[Records]

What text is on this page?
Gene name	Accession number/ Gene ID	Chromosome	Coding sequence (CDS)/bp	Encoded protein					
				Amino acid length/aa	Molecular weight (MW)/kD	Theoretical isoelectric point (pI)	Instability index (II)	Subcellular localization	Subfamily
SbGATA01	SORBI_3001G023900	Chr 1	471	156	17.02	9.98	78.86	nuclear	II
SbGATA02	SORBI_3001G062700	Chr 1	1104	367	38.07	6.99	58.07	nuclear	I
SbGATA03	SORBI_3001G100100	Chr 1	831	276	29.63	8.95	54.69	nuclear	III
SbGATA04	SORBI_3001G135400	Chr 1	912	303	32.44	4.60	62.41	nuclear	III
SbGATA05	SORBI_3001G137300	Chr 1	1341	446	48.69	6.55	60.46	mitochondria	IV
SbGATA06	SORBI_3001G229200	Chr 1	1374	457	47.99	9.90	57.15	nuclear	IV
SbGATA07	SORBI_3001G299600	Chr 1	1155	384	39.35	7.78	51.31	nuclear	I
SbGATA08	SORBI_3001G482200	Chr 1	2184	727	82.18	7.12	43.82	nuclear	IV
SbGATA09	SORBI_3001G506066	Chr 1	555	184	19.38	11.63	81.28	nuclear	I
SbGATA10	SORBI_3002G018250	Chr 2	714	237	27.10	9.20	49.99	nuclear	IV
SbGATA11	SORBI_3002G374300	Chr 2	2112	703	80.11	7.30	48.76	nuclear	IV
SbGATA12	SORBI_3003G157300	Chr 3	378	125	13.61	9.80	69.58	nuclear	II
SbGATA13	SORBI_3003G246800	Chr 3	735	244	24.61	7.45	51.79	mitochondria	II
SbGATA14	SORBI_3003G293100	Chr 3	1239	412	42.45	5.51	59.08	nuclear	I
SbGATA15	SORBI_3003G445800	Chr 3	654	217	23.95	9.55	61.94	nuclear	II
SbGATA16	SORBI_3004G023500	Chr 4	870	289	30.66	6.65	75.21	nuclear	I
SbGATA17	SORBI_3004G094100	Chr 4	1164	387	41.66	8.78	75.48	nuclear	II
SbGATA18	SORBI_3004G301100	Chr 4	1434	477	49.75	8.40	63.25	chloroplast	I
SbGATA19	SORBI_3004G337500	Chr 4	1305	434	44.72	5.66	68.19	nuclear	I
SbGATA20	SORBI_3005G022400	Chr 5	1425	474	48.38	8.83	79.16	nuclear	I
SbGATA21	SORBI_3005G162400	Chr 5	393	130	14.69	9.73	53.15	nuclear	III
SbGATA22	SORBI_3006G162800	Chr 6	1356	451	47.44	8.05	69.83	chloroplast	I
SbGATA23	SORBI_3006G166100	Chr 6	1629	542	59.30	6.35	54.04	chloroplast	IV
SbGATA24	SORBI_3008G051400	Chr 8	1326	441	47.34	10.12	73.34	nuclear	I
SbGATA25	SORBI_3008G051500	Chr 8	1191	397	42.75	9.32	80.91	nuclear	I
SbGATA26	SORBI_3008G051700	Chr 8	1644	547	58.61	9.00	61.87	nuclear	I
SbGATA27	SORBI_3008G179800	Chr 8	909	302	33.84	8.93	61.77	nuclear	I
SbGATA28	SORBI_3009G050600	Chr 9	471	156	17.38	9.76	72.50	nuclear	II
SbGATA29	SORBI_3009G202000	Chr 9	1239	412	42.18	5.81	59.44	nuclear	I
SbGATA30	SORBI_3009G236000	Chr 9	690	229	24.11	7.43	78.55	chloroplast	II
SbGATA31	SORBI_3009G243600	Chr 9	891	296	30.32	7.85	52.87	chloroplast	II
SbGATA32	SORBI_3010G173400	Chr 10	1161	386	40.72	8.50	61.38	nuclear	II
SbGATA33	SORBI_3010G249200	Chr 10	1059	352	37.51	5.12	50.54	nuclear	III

[/Records]
[Records]

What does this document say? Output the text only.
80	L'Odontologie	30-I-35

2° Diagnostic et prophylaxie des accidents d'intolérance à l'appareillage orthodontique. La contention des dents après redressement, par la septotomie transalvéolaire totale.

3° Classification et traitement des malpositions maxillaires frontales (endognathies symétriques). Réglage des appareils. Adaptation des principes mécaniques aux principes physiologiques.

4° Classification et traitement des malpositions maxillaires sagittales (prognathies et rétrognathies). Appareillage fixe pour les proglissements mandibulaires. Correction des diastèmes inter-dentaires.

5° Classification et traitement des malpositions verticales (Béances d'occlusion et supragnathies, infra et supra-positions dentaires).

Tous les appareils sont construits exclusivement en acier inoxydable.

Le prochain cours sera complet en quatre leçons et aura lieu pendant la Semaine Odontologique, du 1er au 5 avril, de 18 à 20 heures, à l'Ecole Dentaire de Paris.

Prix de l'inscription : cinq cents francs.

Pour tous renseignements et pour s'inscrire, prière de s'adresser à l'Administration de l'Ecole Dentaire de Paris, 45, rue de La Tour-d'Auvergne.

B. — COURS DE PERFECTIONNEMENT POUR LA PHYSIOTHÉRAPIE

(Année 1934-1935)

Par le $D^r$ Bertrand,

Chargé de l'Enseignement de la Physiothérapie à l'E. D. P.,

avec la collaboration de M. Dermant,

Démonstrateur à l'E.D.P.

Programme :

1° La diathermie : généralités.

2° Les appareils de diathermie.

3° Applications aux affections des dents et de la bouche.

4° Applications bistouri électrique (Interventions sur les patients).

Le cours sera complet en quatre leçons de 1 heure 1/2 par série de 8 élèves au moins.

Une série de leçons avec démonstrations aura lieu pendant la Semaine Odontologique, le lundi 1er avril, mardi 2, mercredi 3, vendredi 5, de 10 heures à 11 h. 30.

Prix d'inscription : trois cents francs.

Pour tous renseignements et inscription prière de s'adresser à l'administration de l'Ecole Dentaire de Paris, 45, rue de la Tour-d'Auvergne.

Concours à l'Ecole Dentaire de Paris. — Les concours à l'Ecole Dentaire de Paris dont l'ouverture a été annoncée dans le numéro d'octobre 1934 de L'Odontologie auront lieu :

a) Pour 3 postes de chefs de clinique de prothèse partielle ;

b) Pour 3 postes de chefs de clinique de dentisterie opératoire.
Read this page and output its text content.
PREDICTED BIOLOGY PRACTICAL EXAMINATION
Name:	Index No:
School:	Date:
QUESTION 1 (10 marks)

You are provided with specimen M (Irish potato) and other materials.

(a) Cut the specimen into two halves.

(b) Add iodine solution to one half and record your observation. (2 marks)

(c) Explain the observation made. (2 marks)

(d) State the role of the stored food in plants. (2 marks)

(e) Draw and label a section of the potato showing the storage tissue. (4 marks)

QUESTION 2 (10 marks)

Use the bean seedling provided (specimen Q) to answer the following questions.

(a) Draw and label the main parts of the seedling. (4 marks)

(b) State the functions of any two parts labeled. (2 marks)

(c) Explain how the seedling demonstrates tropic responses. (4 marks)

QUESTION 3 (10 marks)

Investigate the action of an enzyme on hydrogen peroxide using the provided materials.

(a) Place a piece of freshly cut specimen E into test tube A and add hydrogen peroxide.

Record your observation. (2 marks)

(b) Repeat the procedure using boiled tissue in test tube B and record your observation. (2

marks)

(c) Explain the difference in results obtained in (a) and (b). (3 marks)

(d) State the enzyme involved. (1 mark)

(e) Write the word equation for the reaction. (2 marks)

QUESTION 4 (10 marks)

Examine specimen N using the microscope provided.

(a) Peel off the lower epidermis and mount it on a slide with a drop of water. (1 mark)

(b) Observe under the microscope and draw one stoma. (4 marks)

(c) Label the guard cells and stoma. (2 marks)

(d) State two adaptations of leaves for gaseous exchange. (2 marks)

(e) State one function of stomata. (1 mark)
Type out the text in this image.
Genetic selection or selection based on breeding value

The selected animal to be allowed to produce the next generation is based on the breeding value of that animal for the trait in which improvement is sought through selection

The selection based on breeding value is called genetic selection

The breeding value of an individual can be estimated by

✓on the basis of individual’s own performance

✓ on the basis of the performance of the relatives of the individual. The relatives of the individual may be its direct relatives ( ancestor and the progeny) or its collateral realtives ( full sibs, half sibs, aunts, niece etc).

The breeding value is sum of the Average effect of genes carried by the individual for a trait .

[/Records]

## Problem statement
Scan the listing for the string "basis", then copy every line where it appears.

## The answer
✓on the basis of individual’s own performance
✓ on the basis of the performance of the relatives of the individual. The relatives of the individual may be its direct relatives ( ancestor and the progeny) or its collateral realtives ( full sibs, half sibs, aunts, niece etc).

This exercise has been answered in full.